Show all lines holding the string "team".

:: EXERCISE INPUT ::

-- Start --

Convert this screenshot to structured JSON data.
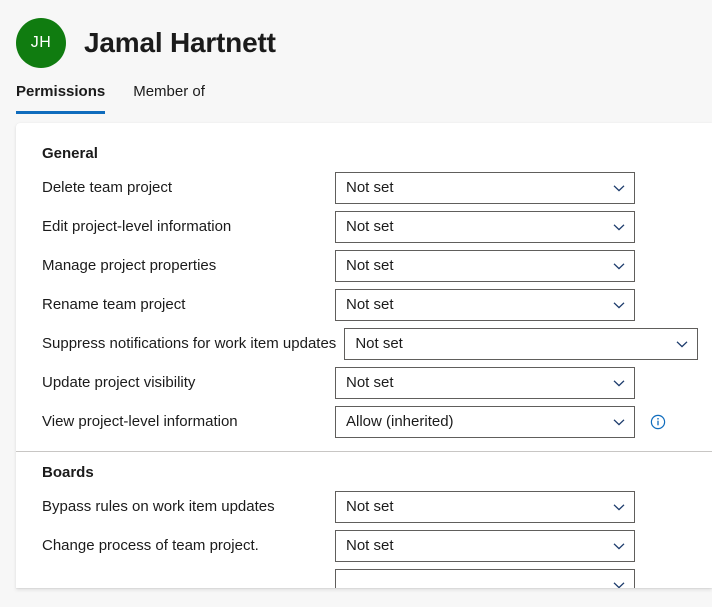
{
  "header": {
    "avatar_initials": "JH",
    "avatar_color": "#107c10",
    "display_name": "Jamal Hartnett"
  },
  "tabs": [
    {
      "label": "Permissions",
      "selected": true
    },
    {
      "label": "Member of",
      "selected": false
    }
  ],
  "accent_color": "#0f6cbd",
  "icons": {
    "chevron_down": "chevron-down-icon",
    "info": "info-icon"
  },
  "sections": [
    {
      "title": "General",
      "rows": [
        {
          "label": "Delete team project",
          "value": "Not set",
          "wide": false,
          "info": false
        },
        {
          "label": "Edit project-level information",
          "value": "Not set",
          "wide": false,
          "info": false
        },
        {
          "label": "Manage project properties",
          "value": "Not set",
          "wide": false,
          "info": false
        },
        {
          "label": "Rename team project",
          "value": "Not set",
          "wide": false,
          "info": false
        },
        {
          "label": "Suppress notifications for work item updates",
          "value": "Not set",
          "wide": true,
          "info": false
        },
        {
          "label": "Update project visibility",
          "value": "Not set",
          "wide": false,
          "info": false
        },
        {
          "label": "View project-level information",
          "value": "Allow (inherited)",
          "wide": false,
          "info": true
        }
      ]
    },
    {
      "title": "Boards",
      "rows": [
        {
          "label": "Bypass rules on work item updates",
          "value": "Not set",
          "wide": false,
          "info": false
        },
        {
          "label": "Change process of team project.",
          "value": "Not set",
          "wide": false,
          "info": false
        },
        {
          "label": "",
          "value": "",
          "wide": false,
          "info": false
        }
      ]
    }
  ]
}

-- End --

:: TASK SOLUTION ::
          "label": "Delete team project",
          "label": "Rename team project",
          "label": "Change process of team project.",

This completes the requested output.